### The problem
Identify each line below that contains the word "header", and copy it out.

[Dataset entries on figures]
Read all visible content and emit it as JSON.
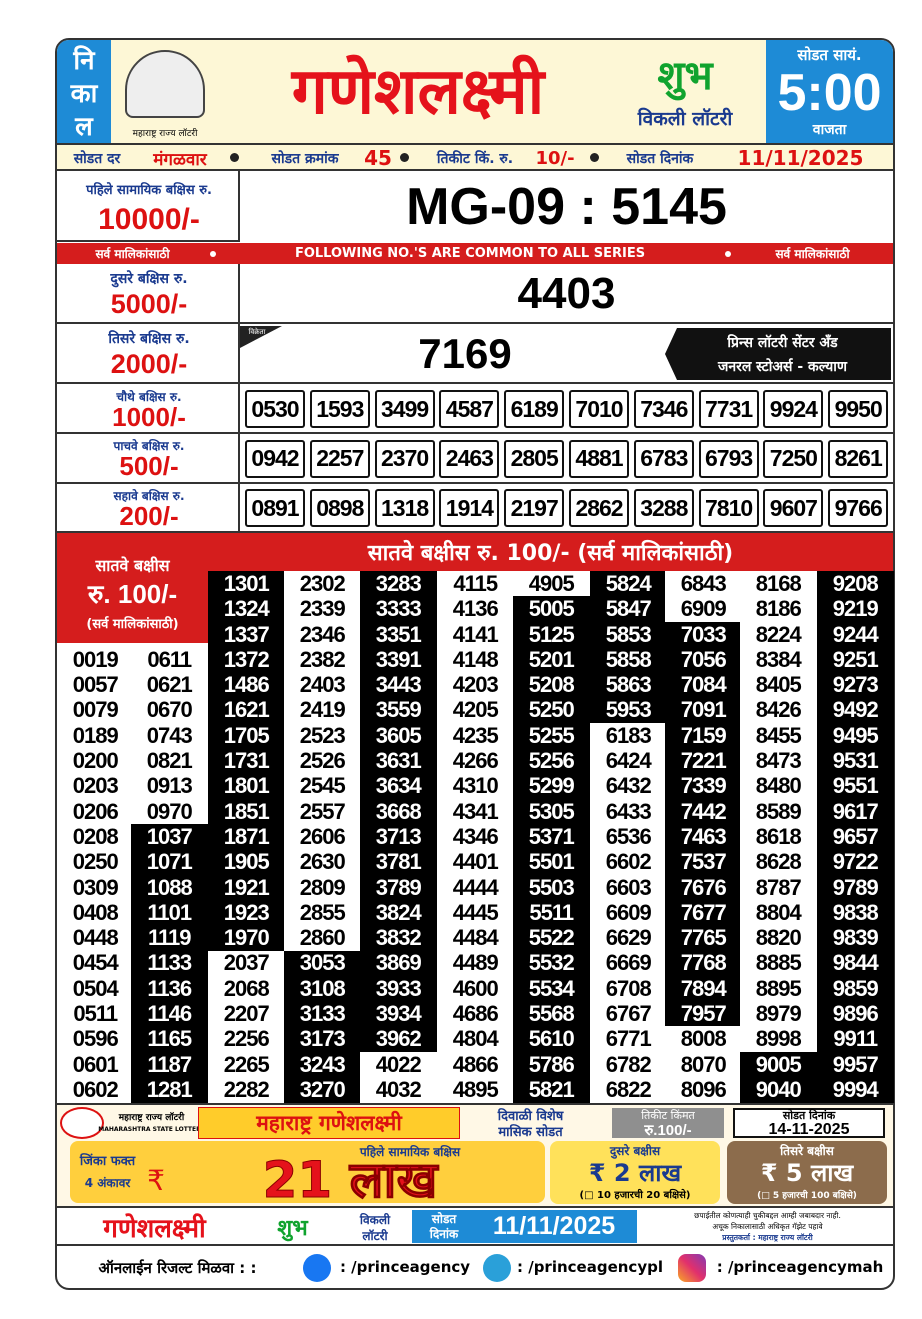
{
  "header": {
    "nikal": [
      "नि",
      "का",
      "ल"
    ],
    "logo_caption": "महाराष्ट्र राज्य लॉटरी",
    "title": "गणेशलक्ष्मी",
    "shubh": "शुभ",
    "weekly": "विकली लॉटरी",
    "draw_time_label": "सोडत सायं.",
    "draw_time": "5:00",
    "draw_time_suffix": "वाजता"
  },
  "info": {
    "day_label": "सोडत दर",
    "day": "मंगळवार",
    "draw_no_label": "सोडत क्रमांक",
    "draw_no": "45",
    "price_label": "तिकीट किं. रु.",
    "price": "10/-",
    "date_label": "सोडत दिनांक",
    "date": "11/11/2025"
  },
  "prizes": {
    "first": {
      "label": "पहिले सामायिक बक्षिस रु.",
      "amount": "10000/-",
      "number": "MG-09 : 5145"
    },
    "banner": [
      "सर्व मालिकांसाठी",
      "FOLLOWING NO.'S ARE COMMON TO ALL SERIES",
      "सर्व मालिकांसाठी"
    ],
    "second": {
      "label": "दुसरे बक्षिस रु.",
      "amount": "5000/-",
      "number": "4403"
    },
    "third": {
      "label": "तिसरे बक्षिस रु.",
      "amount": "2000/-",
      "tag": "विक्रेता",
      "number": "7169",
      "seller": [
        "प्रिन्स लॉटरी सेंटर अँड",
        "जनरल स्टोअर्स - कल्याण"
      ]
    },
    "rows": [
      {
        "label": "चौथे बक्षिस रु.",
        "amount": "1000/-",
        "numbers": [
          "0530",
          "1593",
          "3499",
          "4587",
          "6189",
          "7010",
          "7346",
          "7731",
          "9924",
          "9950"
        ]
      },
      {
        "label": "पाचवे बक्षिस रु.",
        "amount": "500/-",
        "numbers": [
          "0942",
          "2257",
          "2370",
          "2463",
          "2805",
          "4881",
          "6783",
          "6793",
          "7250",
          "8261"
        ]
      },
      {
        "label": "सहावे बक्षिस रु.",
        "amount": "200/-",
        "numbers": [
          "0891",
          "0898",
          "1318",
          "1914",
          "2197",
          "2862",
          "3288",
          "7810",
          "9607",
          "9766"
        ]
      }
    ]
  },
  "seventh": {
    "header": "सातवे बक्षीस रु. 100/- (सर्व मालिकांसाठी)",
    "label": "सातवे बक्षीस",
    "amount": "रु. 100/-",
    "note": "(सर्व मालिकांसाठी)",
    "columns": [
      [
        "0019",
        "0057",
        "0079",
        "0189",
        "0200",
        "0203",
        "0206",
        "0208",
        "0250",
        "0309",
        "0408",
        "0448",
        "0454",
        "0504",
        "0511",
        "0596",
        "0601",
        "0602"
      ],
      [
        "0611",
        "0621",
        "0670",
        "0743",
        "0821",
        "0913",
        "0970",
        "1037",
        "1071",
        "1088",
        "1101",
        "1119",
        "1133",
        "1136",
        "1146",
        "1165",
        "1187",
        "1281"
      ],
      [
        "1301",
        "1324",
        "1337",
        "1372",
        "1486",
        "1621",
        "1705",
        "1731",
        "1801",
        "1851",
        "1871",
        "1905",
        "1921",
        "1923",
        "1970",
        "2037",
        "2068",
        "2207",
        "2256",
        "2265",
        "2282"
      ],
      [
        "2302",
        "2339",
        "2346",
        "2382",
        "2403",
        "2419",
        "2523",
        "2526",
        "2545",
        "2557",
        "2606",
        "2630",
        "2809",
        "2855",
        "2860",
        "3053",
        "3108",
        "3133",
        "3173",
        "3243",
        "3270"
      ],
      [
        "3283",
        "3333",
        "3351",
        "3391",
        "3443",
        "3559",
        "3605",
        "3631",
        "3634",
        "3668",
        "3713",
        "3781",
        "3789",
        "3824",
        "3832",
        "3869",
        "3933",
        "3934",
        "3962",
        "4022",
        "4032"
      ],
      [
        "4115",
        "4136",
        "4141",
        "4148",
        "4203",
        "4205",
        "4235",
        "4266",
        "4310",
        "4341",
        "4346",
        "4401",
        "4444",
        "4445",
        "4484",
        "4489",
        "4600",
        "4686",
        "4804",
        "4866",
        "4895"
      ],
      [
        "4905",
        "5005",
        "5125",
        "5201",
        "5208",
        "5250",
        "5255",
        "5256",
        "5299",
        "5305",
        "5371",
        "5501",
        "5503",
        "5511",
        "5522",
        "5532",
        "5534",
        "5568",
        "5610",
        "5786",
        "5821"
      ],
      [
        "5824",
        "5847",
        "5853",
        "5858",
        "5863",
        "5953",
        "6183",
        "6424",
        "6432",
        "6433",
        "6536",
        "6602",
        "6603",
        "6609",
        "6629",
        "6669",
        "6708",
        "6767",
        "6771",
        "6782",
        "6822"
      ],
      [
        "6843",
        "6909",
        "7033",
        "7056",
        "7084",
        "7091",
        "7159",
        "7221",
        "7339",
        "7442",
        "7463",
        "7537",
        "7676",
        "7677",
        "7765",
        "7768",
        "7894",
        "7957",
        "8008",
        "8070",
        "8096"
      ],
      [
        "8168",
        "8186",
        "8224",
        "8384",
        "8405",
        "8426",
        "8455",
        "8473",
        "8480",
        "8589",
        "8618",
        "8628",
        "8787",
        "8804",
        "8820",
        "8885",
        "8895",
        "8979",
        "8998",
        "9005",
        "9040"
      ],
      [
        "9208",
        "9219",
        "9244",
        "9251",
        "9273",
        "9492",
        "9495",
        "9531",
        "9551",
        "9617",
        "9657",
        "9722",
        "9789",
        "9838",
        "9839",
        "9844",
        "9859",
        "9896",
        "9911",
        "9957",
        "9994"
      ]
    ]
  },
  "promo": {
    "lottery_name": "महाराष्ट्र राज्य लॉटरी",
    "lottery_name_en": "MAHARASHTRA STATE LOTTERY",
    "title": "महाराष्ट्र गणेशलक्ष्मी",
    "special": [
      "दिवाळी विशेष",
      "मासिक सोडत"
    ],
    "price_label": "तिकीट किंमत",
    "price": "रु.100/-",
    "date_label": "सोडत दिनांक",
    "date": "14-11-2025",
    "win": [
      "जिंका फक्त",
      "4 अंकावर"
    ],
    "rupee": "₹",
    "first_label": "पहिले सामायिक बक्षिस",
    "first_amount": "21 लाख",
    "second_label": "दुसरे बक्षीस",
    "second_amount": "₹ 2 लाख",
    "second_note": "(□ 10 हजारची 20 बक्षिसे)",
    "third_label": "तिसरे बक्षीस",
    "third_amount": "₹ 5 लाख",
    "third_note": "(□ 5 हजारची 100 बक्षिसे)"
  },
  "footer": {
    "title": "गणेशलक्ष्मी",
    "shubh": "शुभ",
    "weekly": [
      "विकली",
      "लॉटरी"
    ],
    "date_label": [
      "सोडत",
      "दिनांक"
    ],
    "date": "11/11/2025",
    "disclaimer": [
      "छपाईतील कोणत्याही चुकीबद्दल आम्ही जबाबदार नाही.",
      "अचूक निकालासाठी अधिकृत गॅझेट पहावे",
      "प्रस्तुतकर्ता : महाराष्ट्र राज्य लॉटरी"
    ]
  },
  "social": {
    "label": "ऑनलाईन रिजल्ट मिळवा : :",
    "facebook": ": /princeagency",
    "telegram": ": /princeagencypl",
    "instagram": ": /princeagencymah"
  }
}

### Completed exercise
  "header": {
    "header": "सातवे बक्षीस रु. 100/- (सर्व मालिकांसाठी)",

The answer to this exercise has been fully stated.